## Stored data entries
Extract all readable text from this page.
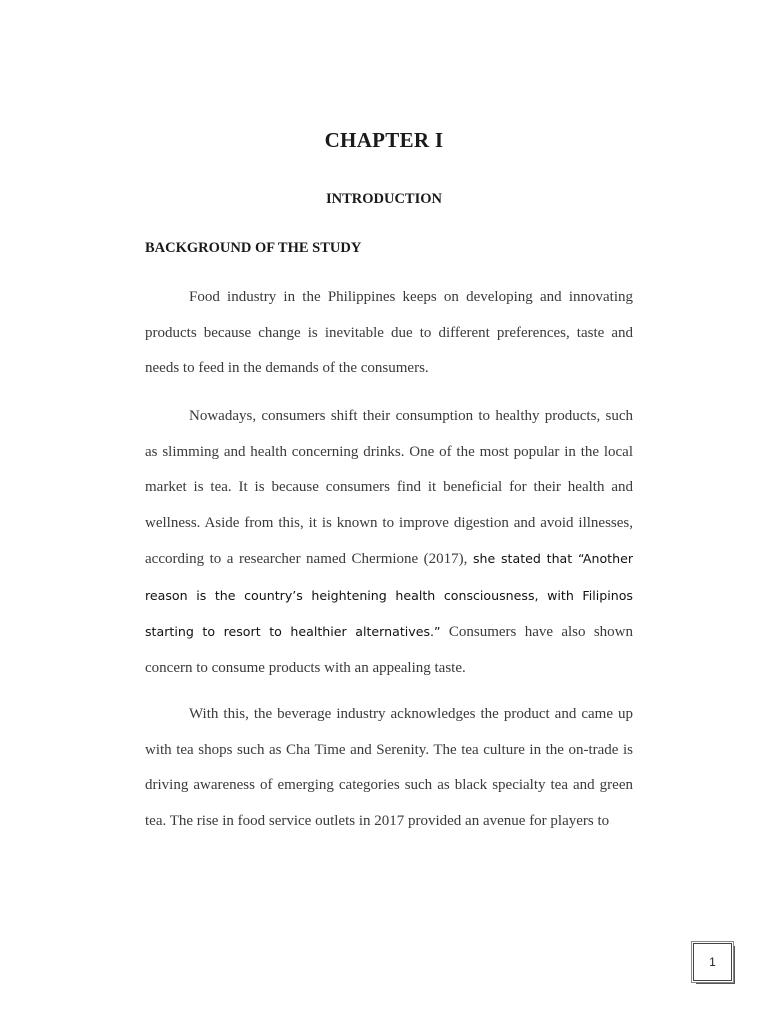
CHAPTER I
INTRODUCTION
BACKGROUND OF THE STUDY
Food industry in the Philippines keeps on developing and innovating products because change is inevitable due to different preferences, taste and needs to feed in the demands of the consumers.
Nowadays, consumers shift their consumption to healthy products, such as slimming and health concerning drinks. One of the most popular in the local market is tea. It is because consumers find it beneficial for their health and wellness. Aside from this, it is known to improve digestion and avoid illnesses, according to a researcher named Chermione (2017), she stated that “Another reason is the country’s heightening health consciousness, with Filipinos starting to resort to healthier alternatives.” Consumers have also shown concern to consume products with an appealing taste.
With this, the beverage industry acknowledges the product and came up with tea shops such as Cha Time and Serenity. The tea culture in the on-trade is driving awareness of emerging categories such as black specialty tea and green tea. The rise in food service outlets in 2017 provided an avenue for players to
1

## WHAT NEEDS TO BE DONE
Search the data above for the string "from" and return every line that has it.

## RESPONSE TO THIS TASK
Extract all readable text from this page.
Nowadays, consumers shift their consumption to healthy products, such as slimming and health concerning drinks. One of the most popular in the local market is tea. It is because consumers find it beneficial for their health and wellness. Aside from this, it is known to improve digestion and avoid illnesses, according to a researcher named Chermione (2017), she stated that “Another reason is the country’s heightening health consciousness, with Filipinos starting to resort to healthier alternatives.” Consumers have also shown concern to consume products with an appealing taste.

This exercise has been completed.